● **DATA FOR PROCESSING**
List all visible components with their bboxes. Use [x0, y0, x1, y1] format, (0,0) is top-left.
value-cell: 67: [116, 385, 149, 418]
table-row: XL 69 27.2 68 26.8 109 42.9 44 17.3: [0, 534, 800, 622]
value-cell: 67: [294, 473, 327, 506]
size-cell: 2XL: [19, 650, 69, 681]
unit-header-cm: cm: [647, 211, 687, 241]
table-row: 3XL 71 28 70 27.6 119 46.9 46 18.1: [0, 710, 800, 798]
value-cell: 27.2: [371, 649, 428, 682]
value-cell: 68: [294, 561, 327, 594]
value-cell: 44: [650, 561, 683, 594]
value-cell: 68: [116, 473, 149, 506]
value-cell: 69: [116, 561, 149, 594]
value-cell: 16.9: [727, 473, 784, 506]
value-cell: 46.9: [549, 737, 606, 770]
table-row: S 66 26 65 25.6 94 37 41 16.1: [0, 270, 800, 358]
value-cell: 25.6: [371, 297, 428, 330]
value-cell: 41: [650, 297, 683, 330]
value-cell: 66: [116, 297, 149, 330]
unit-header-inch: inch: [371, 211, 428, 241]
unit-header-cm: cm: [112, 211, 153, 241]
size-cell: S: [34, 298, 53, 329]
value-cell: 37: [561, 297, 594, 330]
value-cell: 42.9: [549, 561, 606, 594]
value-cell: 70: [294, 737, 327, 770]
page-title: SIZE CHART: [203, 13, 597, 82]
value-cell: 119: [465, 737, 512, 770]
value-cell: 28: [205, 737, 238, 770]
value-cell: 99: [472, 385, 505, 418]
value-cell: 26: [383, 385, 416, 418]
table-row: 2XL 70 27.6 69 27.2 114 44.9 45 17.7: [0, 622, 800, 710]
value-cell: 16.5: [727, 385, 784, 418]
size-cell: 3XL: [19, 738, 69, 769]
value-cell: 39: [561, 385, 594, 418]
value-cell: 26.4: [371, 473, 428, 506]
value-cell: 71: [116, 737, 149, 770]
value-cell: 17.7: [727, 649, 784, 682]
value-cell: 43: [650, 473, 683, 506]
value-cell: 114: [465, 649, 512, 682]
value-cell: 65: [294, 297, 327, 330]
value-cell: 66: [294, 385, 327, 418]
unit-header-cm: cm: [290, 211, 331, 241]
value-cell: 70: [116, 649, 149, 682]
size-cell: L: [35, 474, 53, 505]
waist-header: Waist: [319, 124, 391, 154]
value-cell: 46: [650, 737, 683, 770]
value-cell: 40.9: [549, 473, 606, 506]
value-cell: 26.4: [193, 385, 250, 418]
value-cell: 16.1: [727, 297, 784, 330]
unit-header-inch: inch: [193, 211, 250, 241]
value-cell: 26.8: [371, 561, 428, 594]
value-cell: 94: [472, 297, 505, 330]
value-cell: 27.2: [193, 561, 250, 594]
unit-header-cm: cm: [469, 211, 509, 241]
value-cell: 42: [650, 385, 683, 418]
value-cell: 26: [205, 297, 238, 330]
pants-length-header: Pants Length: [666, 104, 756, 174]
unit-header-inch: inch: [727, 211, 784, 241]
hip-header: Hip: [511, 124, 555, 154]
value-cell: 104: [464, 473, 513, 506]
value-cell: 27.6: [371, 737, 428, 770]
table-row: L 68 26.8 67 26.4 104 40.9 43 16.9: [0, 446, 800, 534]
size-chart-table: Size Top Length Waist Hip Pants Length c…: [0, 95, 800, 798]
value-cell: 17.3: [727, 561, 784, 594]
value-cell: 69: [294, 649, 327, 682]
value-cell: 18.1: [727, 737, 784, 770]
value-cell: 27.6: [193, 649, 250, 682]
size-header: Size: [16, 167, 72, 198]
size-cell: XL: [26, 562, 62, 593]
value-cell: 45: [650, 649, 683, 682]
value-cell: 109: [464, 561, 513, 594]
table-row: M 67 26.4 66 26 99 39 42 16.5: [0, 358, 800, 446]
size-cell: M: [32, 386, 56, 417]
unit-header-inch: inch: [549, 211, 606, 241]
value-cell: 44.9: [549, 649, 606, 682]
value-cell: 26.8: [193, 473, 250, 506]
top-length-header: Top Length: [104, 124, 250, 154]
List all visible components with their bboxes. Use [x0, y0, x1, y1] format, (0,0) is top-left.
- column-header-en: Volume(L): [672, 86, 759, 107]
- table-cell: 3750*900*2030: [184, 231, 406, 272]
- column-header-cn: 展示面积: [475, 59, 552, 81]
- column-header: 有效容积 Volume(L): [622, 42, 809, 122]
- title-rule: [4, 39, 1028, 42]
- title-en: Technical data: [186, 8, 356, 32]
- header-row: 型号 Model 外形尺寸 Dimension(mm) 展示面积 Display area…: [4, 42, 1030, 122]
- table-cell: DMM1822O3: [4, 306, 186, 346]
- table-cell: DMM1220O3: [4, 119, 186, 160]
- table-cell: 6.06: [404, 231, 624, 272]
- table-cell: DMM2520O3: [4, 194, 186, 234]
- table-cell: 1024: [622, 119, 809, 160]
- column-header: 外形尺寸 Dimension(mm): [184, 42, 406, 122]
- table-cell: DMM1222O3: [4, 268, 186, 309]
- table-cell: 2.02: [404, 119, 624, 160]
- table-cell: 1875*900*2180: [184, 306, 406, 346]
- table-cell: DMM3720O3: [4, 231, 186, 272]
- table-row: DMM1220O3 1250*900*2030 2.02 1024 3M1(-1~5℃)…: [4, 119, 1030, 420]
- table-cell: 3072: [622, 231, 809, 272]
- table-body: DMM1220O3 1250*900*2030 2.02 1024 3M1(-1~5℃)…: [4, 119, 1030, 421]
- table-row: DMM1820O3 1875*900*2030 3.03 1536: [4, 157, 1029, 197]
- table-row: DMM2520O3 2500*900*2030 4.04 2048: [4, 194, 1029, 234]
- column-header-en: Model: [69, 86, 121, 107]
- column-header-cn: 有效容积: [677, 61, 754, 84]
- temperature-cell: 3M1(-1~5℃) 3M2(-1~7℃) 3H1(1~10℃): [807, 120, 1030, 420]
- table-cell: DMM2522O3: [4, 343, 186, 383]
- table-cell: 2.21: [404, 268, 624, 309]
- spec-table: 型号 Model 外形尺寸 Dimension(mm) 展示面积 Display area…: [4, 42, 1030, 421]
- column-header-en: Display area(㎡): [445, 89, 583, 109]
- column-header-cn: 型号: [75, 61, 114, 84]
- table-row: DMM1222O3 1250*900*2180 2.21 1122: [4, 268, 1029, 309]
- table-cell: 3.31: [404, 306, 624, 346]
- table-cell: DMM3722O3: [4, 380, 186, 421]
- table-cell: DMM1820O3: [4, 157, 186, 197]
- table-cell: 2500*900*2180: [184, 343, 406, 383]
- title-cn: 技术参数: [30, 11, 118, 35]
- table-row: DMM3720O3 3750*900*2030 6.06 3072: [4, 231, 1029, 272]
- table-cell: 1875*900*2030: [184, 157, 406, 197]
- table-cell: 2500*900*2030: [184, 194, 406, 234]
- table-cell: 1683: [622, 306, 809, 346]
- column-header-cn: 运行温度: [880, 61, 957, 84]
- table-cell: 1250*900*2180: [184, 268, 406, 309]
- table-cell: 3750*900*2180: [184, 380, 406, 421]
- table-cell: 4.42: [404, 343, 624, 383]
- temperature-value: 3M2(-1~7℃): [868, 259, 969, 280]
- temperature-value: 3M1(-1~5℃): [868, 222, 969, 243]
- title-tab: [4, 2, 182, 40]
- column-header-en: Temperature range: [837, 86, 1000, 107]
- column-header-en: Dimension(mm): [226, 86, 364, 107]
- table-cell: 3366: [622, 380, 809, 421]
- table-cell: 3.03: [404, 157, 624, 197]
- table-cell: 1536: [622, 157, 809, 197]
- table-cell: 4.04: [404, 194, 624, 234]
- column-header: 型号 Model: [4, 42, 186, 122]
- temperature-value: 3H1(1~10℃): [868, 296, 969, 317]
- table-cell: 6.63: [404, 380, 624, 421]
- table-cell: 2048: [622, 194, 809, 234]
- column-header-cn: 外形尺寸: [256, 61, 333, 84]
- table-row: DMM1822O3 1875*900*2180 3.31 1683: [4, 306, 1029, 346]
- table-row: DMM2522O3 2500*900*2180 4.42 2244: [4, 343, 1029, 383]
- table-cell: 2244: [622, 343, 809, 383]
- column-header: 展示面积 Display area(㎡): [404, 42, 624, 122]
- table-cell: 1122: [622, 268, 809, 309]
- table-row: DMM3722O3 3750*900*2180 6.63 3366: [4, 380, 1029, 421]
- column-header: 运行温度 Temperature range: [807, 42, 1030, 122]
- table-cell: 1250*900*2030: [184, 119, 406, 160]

● **WHAT TO PRODUCE**
Give the records as a Markdown table with the columns Row and Line, starting at the first line and ending at the line that contains "value-cell: 119: [465, 737, 512, 770]", both included. Number each row and leave out blank lines.

● **CORRECT RESULT**
| Row | Line |
|---|---|
| 1 | List all visible components with their bboxes. Use [x0, y0, x1, y1] format, (0,0) is top-left. |
| 2 | value-cell: 67: [116, 385, 149, 418] |
| 3 | table-row: XL 69 27.2 68 26.8 109 42.9 44 17.3: [0, 534, 800, 622] |
| 4 | value-cell: 67: [294, 473, 327, 506] |
| 5 | size-cell: 2XL: [19, 650, 69, 681] |
| 6 | unit-header-cm: cm: [647, 211, 687, 241] |
| 7 | table-row: 3XL 71 28 70 27.6 119 46.9 46 18.1: [0, 710, 800, 798] |
| 8 | value-cell: 27.2: [371, 649, 428, 682] |
| 9 | value-cell: 68: [294, 561, 327, 594] |
| 10 | value-cell: 44: [650, 561, 683, 594] |
| 11 | value-cell: 68: [116, 473, 149, 506] |
| 12 | value-cell: 69: [116, 561, 149, 594] |
| 13 | value-cell: 16.9: [727, 473, 784, 506] |
| 14 | value-cell: 46.9: [549, 737, 606, 770] |
| 15 | table-row: S 66 26 65 25.6 94 37 41 16.1: [0, 270, 800, 358] |
| 16 | value-cell: 25.6: [371, 297, 428, 330] |
| 17 | value-cell: 41: [650, 297, 683, 330] |
| 18 | value-cell: 66: [116, 297, 149, 330] |
| 19 | unit-header-inch: inch: [371, 211, 428, 241] |
| 20 | unit-header-cm: cm: [112, 211, 153, 241] |
| 21 | size-cell: S: [34, 298, 53, 329] |
| 22 | value-cell: 37: [561, 297, 594, 330] |
| 23 | value-cell: 42.9: [549, 561, 606, 594] |
| 24 | value-cell: 70: [294, 737, 327, 770] |
| 25 | page-title: SIZE CHART: [203, 13, 597, 82] |
| 26 | value-cell: 119: [465, 737, 512, 770] |